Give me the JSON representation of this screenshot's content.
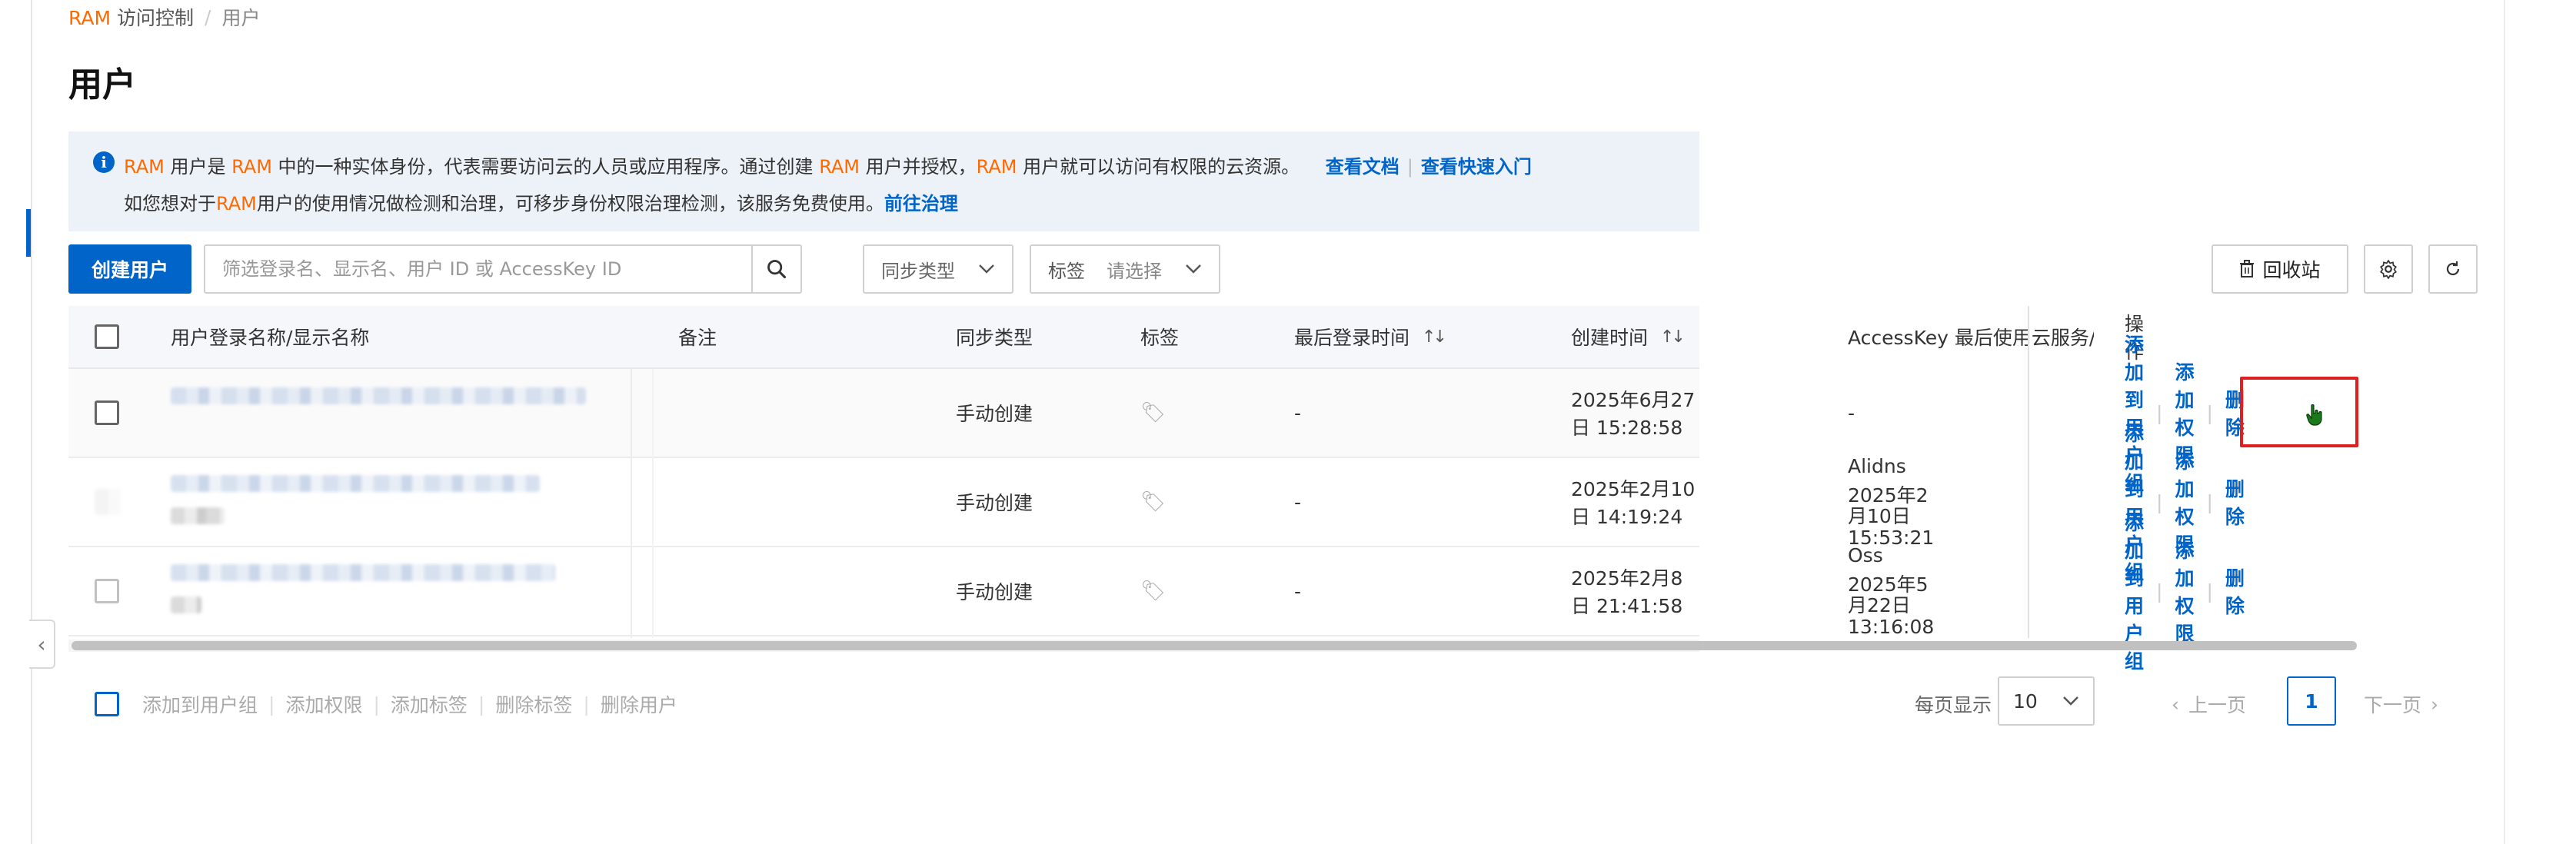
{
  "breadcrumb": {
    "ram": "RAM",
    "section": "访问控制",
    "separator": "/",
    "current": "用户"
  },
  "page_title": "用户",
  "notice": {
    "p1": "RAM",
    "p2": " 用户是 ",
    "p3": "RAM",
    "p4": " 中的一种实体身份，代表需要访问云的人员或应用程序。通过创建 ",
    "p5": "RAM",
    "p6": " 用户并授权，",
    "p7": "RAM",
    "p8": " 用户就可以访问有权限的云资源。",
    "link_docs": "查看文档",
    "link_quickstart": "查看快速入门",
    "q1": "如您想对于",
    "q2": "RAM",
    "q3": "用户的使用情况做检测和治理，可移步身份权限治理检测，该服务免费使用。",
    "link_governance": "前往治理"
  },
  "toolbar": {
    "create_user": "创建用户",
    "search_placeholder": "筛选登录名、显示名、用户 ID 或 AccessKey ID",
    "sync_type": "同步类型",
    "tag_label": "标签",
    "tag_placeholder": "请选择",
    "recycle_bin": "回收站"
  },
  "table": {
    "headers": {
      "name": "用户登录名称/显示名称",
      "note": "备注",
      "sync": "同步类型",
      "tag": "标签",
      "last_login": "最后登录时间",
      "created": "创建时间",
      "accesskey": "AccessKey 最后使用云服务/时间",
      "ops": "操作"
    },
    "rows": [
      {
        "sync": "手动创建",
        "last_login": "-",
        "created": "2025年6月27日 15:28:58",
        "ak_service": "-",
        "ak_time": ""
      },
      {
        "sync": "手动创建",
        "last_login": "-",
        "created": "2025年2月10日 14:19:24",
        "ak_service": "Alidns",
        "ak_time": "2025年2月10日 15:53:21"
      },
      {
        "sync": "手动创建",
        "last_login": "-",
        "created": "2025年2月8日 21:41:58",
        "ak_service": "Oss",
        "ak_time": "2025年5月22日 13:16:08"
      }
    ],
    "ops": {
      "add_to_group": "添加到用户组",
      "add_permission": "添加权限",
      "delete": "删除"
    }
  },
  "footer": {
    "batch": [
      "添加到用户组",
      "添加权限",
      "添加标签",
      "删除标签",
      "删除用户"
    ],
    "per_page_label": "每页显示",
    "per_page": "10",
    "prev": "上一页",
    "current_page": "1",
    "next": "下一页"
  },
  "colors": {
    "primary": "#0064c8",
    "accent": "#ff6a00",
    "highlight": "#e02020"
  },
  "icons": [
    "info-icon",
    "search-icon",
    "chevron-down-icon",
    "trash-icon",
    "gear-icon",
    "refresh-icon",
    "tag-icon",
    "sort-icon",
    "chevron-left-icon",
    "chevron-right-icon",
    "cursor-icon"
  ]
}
++++
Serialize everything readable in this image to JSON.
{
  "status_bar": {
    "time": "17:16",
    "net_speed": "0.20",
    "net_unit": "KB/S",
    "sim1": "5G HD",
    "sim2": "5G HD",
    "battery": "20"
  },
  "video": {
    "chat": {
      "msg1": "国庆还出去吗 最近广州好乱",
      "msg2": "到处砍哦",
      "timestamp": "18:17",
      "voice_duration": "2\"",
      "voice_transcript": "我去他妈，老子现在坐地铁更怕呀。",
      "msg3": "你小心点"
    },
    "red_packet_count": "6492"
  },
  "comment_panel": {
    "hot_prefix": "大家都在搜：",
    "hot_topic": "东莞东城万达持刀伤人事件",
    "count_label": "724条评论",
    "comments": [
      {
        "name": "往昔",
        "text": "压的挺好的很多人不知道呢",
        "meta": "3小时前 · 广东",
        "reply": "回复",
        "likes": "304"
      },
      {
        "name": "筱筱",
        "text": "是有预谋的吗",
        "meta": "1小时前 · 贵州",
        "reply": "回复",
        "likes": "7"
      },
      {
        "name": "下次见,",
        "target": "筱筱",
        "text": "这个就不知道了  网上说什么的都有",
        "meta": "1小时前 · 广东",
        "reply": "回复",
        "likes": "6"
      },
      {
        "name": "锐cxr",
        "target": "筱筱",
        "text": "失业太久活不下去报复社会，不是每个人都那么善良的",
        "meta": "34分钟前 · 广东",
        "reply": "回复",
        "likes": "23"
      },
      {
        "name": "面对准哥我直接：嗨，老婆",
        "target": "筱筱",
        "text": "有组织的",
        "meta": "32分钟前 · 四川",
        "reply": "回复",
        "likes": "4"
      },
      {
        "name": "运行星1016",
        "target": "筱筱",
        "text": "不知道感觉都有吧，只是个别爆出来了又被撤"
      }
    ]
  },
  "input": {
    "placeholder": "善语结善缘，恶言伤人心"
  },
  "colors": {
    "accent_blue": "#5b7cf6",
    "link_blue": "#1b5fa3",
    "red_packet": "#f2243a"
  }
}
++++
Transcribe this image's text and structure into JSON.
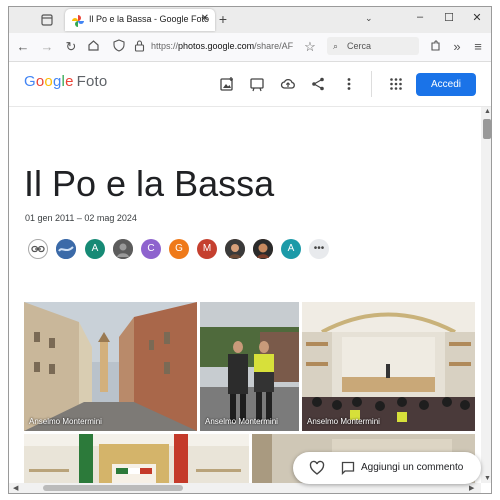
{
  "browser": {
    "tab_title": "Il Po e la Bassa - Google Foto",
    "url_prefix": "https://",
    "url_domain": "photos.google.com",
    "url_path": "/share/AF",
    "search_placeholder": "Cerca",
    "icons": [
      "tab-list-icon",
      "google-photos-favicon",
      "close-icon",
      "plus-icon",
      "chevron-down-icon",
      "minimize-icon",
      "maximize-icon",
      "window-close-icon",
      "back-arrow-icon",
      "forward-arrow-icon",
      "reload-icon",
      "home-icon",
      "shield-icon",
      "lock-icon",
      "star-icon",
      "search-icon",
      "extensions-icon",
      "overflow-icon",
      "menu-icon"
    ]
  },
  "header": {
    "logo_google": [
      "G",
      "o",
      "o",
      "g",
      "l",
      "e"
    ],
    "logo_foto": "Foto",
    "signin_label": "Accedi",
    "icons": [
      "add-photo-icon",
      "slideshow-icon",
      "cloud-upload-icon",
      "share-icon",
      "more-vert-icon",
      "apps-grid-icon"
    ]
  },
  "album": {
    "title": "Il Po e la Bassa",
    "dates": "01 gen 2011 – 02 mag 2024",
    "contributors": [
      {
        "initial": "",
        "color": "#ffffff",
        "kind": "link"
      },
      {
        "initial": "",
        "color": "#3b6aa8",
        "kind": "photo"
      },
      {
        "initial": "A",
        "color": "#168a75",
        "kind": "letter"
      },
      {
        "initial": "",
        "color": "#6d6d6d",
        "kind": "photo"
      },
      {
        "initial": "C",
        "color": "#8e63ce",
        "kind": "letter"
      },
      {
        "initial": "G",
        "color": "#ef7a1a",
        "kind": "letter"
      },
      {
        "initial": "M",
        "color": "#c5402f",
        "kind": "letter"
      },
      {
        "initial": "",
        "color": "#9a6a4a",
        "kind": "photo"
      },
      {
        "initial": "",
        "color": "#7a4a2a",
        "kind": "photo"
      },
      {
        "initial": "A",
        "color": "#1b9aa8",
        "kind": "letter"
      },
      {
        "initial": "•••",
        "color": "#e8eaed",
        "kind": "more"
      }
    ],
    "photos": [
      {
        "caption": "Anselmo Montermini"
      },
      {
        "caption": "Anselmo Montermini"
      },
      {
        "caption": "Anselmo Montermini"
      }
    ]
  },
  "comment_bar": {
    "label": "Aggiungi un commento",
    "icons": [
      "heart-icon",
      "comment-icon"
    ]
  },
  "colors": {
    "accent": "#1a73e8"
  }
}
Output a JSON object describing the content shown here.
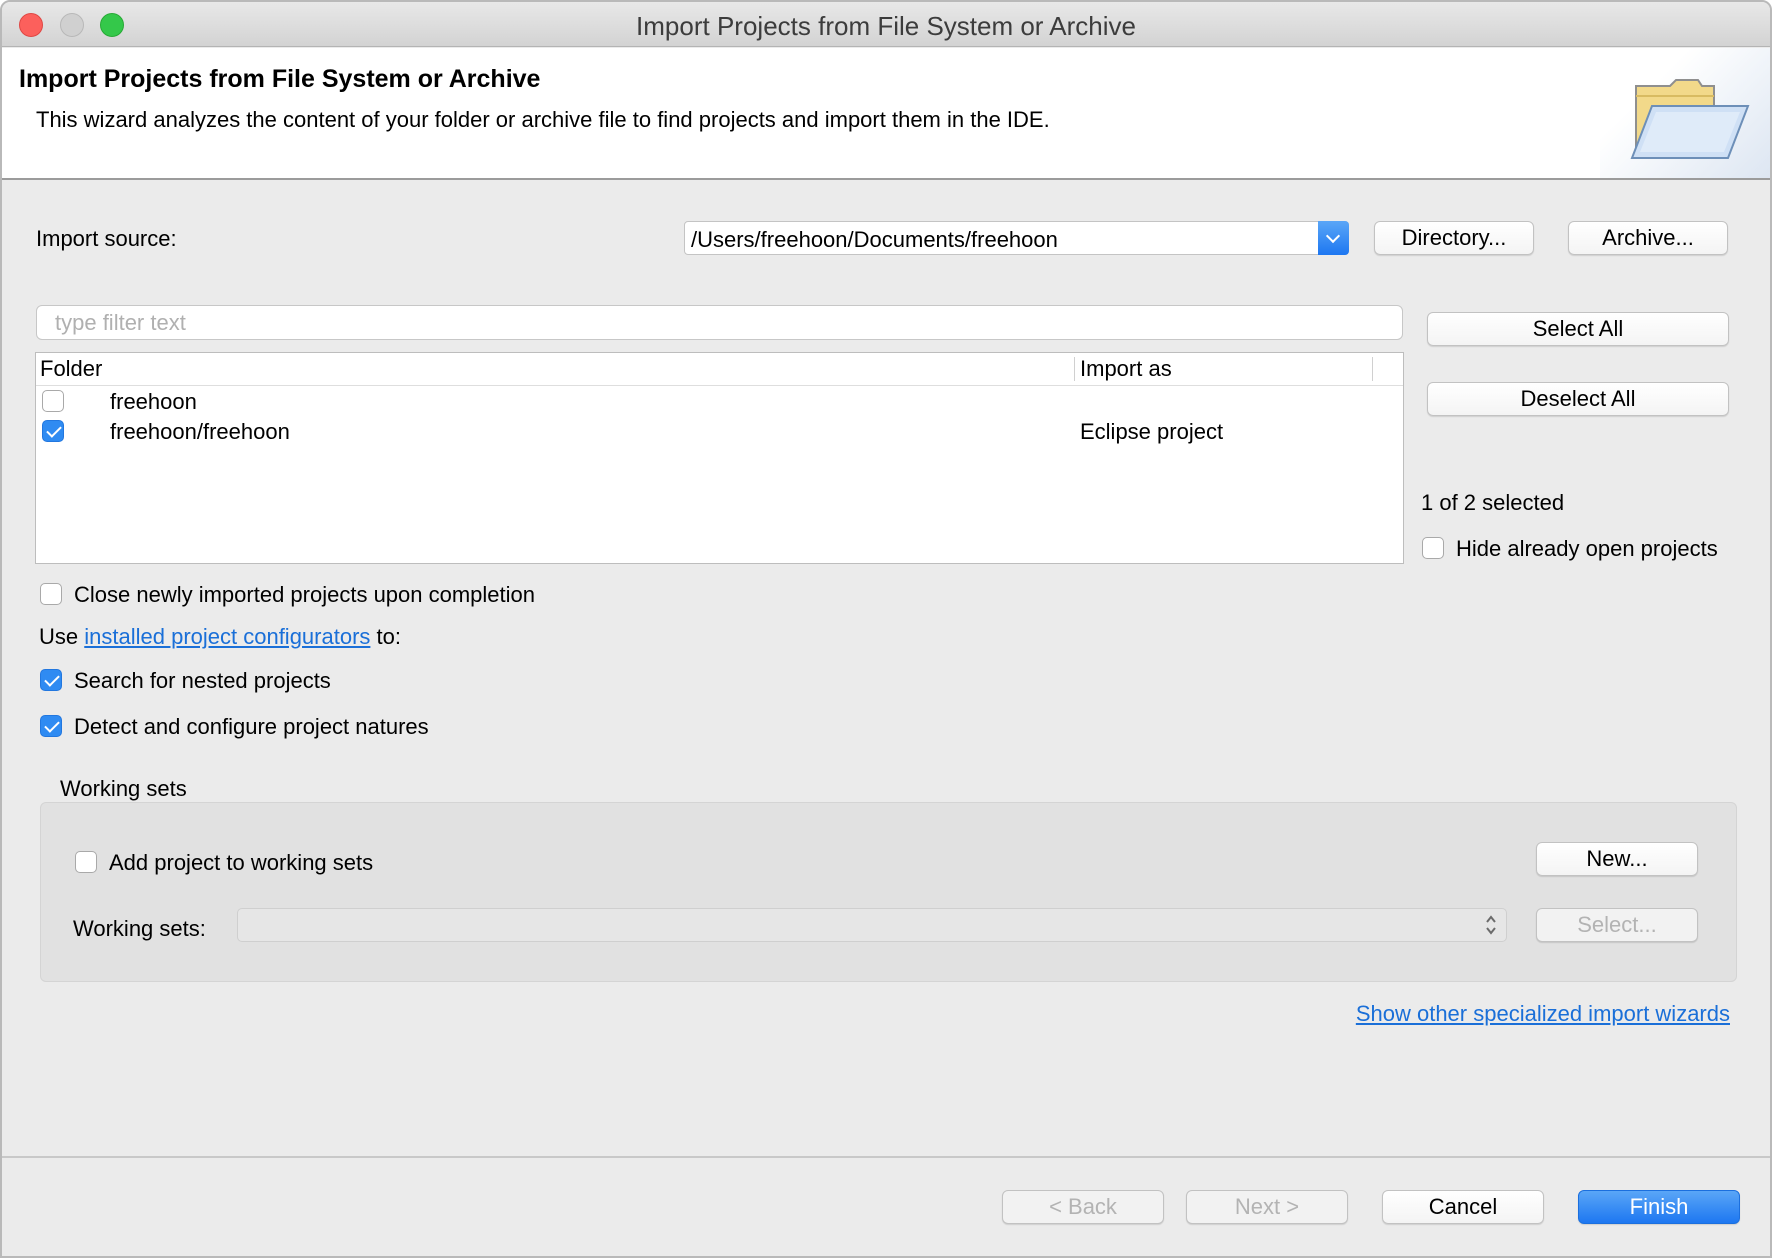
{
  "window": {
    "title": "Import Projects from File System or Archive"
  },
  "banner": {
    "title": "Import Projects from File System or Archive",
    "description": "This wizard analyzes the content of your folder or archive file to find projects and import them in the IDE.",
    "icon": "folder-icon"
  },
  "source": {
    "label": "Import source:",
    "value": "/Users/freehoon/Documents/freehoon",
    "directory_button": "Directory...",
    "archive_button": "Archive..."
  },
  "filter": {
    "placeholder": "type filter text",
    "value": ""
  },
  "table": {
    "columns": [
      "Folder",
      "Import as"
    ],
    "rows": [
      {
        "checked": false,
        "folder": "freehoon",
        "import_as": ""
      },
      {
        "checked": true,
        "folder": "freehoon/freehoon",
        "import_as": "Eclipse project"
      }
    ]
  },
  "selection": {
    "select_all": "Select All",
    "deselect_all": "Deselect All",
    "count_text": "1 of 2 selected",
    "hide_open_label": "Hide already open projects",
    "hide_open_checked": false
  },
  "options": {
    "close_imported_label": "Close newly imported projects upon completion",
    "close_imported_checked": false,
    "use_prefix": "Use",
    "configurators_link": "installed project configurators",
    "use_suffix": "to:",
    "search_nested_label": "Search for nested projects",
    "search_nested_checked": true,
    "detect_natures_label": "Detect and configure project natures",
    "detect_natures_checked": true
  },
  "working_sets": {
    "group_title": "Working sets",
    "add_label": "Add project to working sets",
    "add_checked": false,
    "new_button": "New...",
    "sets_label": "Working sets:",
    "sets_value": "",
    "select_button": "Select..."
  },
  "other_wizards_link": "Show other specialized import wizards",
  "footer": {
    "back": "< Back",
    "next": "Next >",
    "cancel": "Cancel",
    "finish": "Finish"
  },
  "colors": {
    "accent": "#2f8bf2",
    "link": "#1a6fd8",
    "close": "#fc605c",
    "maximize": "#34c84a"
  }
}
++++
◆ GIVEN EXERCISE:
Looking at the records above, work out how many lines include the string "from". Give the number and nothing else.

◆ RESULT FOR THIS EXERCISE:
2